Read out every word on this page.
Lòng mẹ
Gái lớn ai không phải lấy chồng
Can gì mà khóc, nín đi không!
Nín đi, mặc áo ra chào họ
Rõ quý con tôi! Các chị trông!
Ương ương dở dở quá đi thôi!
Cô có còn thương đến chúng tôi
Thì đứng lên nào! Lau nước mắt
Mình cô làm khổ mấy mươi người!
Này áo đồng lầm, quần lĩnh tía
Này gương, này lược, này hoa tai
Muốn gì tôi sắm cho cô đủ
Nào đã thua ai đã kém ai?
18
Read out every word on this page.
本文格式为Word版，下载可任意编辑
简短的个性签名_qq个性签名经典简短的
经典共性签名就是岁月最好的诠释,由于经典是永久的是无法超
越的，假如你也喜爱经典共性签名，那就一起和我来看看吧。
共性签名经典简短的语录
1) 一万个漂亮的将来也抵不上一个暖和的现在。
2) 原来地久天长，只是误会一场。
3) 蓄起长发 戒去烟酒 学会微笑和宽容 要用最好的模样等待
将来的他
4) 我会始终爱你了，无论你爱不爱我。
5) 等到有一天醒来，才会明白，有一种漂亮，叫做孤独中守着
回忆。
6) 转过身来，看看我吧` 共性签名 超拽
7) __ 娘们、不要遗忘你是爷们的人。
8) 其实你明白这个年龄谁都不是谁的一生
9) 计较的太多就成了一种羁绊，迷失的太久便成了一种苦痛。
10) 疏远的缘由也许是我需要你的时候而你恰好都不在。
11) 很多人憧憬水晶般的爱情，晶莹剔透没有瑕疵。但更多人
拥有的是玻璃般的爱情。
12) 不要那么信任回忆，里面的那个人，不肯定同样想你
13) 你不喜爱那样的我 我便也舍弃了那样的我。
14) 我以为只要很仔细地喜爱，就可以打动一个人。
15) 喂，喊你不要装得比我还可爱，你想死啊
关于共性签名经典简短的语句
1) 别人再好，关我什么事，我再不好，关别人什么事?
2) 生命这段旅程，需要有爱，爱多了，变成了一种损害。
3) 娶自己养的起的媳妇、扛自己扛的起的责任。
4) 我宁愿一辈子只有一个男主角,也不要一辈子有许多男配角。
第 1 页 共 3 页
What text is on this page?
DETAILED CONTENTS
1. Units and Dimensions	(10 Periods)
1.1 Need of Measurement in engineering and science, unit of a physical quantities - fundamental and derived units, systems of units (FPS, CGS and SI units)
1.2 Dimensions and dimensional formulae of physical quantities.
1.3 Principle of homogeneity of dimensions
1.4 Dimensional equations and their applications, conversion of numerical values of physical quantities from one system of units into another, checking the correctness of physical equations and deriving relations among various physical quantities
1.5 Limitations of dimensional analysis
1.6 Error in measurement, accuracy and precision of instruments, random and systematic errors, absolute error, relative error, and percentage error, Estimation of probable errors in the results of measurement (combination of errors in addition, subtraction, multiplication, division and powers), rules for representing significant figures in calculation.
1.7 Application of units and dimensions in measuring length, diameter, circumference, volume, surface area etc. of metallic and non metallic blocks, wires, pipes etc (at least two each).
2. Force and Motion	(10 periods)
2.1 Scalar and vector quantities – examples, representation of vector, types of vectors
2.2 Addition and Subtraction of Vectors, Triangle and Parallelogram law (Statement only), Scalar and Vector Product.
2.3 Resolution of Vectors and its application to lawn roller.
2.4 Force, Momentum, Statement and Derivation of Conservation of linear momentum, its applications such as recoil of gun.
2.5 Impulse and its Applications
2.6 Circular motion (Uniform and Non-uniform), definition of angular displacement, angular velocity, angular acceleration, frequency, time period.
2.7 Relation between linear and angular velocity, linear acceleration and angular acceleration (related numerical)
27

# # # #

▶ _To be done_:
From the first line to the last, please quote the material above exactly.

▶ _Expected answer_:
Read out every word on this page.
Lòng mẹ
Gái lớn ai không phải lấy chồng
Can gì mà khóc, nín đi không!
Nín đi, mặc áo ra chào họ
Rõ quý con tôi! Các chị trông!
Ương ương dở dở quá đi thôi!
Cô có còn thương đến chúng tôi
Thì đứng lên nào! Lau nước mắt
Mình cô làm khổ mấy mươi người!
Này áo đồng lầm, quần lĩnh tía
Này gương, này lược, này hoa tai
Muốn gì tôi sắm cho cô đủ
Nào đã thua ai đã kém ai?
18
Read out every word on this page.
本文格式为Word版，下载可任意编辑
简短的个性签名_qq个性签名经典简短的
经典共性签名就是岁月最好的诠释,由于经典是永久的是无法超
越的，假如你也喜爱经典共性签名，那就一起和我来看看吧。
共性签名经典简短的语录
1) 一万个漂亮的将来也抵不上一个暖和的现在。
2) 原来地久天长，只是误会一场。
3) 蓄起长发 戒去烟酒 学会微笑和宽容 要用最好的模样等待
将来的他
4) 我会始终爱你了，无论你爱不爱我。
5) 等到有一天醒来，才会明白，有一种漂亮，叫做孤独中守着
回忆。
6) 转过身来，看看我吧` 共性签名 超拽
7) __ 娘们、不要遗忘你是爷们的人。
8) 其实你明白这个年龄谁都不是谁的一生
9) 计较的太多就成了一种羁绊，迷失的太久便成了一种苦痛。
10) 疏远的缘由也许是我需要你的时候而你恰好都不在。
11) 很多人憧憬水晶般的爱情，晶莹剔透没有瑕疵。但更多人
拥有的是玻璃般的爱情。
12) 不要那么信任回忆，里面的那个人，不肯定同样想你
13) 你不喜爱那样的我 我便也舍弃了那样的我。
14) 我以为只要很仔细地喜爱，就可以打动一个人。
15) 喂，喊你不要装得比我还可爱，你想死啊
关于共性签名经典简短的语句
1) 别人再好，关我什么事，我再不好，关别人什么事?
2) 生命这段旅程，需要有爱，爱多了，变成了一种损害。
3) 娶自己养的起的媳妇、扛自己扛的起的责任。
4) 我宁愿一辈子只有一个男主角,也不要一辈子有许多男配角。
第 1 页 共 3 页
What text is on this page?
DETAILED CONTENTS
1. Units and Dimensions	(10 Periods)
1.1 Need of Measurement in engineering and science, unit of a physical quantities - fundamental and derived units, systems of units (FPS, CGS and SI units)
1.2 Dimensions and dimensional formulae of physical quantities.
1.3 Principle of homogeneity of dimensions
1.4 Dimensional equations and their applications, conversion of numerical values of physical quantities from one system of units into another, checking the correctness of physical equations and deriving relations among various physical quantities
1.5 Limitations of dimensional analysis
1.6 Error in measurement, accuracy and precision of instruments, random and systematic errors, absolute error, relative error, and percentage error, Estimation of probable errors in the results of measurement (combination of errors in addition, subtraction, multiplication, division and powers), rules for representing significant figures in calculation.
1.7 Application of units and dimensions in measuring length, diameter, circumference, volume, surface area etc. of metallic and non metallic blocks, wires, pipes etc (at least two each).
2. Force and Motion	(10 periods)
2.1 Scalar and vector quantities – examples, representation of vector, types of vectors
2.2 Addition and Subtraction of Vectors, Triangle and Parallelogram law (Statement only), Scalar and Vector Product.
2.3 Resolution of Vectors and its application to lawn roller.
2.4 Force, Momentum, Statement and Derivation of Conservation of linear momentum, its applications such as recoil of gun.
2.5 Impulse and its Applications
2.6 Circular motion (Uniform and Non-uniform), definition of angular displacement, angular velocity, angular acceleration, frequency, time period.
2.7 Relation between linear and angular velocity, linear acceleration and angular acceleration (related numerical)
27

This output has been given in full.